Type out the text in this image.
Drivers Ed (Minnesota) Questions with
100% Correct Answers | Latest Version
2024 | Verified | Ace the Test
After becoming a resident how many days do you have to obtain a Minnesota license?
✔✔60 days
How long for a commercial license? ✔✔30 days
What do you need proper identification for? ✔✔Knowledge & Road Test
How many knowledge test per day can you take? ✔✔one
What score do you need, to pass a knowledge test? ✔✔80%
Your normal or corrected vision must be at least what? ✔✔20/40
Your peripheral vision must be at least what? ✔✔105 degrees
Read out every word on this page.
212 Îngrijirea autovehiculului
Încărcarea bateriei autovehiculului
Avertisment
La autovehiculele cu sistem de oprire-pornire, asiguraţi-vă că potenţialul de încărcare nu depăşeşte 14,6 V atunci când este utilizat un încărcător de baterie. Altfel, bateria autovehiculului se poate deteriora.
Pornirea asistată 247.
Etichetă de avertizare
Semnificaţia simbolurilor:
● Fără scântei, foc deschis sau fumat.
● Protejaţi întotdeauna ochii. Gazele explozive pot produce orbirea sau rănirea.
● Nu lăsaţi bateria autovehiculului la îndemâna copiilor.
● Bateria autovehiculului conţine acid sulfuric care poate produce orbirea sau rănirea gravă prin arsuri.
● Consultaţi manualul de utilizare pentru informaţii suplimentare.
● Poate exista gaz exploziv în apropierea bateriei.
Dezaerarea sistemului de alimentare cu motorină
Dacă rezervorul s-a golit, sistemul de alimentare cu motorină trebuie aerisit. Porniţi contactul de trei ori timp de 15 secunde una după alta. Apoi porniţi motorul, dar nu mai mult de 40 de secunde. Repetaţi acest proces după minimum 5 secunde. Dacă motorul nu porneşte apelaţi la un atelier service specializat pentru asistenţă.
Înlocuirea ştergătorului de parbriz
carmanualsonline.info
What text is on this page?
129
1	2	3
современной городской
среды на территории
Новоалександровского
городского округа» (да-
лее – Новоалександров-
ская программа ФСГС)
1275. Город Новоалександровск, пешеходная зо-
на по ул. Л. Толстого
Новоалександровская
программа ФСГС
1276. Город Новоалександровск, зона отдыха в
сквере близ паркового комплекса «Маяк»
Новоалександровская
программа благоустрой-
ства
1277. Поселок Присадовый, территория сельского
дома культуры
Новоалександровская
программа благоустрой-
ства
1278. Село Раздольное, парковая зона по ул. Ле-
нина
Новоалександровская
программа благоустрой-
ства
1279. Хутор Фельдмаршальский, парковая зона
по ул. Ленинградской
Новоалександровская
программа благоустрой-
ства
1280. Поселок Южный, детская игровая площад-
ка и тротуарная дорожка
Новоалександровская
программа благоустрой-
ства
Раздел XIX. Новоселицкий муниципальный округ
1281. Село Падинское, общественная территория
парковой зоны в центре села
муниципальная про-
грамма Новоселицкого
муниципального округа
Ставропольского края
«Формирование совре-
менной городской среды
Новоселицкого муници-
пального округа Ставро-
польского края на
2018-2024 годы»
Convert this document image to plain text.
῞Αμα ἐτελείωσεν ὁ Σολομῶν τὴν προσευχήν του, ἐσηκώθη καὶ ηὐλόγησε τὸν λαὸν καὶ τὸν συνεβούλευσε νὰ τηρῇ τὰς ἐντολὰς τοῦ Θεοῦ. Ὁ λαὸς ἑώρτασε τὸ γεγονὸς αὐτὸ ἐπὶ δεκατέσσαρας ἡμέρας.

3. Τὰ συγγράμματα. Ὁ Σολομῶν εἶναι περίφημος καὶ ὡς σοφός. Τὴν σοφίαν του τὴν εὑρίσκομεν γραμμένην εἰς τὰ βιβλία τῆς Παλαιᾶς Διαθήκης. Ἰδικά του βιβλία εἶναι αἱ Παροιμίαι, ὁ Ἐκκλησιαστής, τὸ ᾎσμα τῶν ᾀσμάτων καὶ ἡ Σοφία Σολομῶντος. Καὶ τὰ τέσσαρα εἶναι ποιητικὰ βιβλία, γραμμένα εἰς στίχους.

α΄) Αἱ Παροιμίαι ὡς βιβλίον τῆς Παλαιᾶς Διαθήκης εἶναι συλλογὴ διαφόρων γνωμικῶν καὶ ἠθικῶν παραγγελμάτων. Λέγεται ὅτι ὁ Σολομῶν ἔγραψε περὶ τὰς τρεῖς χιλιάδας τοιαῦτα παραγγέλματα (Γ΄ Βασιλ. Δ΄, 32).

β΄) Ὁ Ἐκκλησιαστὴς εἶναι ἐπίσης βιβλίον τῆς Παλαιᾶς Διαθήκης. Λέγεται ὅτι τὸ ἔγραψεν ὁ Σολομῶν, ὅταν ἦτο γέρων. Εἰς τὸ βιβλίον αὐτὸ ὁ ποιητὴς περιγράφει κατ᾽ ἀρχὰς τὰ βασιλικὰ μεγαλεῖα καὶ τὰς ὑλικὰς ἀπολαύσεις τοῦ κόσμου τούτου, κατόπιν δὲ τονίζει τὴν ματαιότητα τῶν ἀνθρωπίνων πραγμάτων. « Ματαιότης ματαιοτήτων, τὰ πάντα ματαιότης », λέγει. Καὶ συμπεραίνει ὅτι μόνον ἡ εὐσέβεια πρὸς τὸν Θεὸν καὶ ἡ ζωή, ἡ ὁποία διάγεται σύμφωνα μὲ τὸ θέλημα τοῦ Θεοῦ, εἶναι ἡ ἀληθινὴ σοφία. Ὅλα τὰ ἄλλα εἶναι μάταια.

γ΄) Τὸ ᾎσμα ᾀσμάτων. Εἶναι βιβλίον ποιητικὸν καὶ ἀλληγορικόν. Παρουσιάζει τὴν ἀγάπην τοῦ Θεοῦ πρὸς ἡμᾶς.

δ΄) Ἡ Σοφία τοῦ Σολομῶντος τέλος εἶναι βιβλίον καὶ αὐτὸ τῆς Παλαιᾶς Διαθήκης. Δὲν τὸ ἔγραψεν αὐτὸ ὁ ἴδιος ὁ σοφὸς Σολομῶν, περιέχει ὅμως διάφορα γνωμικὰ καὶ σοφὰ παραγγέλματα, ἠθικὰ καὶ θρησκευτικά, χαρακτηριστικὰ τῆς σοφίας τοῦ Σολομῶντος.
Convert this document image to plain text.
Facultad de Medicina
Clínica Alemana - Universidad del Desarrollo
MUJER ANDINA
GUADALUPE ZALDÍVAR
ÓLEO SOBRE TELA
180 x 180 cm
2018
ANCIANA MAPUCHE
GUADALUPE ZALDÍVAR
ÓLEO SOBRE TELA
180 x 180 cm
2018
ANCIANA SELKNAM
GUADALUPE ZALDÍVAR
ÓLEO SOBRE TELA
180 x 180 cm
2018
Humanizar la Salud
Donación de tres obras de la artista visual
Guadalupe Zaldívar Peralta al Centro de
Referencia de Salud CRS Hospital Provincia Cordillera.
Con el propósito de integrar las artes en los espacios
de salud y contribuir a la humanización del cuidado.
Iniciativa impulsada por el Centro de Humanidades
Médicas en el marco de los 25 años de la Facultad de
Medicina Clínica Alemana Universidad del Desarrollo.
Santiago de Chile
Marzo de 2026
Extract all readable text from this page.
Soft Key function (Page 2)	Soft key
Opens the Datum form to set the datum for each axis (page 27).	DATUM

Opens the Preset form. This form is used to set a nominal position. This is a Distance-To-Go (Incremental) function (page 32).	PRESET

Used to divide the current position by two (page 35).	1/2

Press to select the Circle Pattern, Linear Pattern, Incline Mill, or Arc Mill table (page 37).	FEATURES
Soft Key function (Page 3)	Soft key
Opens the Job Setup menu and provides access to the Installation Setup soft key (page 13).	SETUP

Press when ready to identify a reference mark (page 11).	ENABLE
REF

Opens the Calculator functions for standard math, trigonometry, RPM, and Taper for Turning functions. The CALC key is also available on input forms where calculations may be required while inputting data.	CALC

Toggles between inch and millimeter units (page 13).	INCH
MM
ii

# # # #

• **TASK PROMPT**: Return exactly the lines of the data, and only those, from the line with "Extract all readable text from this page." through the last line, inclusive.

• **OUTPUT FOR THIS EXERCISE**:
Extract all readable text from this page.
Soft Key function (Page 2)	Soft key
Opens the Datum form to set the datum for each axis (page 27).	DATUM

Opens the Preset form. This form is used to set a nominal position. This is a Distance-To-Go (Incremental) function (page 32).	PRESET

Used to divide the current position by two (page 35).	1/2

Press to select the Circle Pattern, Linear Pattern, Incline Mill, or Arc Mill table (page 37).	FEATURES
Soft Key function (Page 3)	Soft key
Opens the Job Setup menu and provides access to the Installation Setup soft key (page 13).	SETUP

Press when ready to identify a reference mark (page 11).	ENABLE
REF

Opens the Calculator functions for standard math, trigonometry, RPM, and Taper for Turning functions. The CALC key is also available on input forms where calculations may be required while inputting data.	CALC

Toggles between inch and millimeter units (page 13).	INCH
MM
ii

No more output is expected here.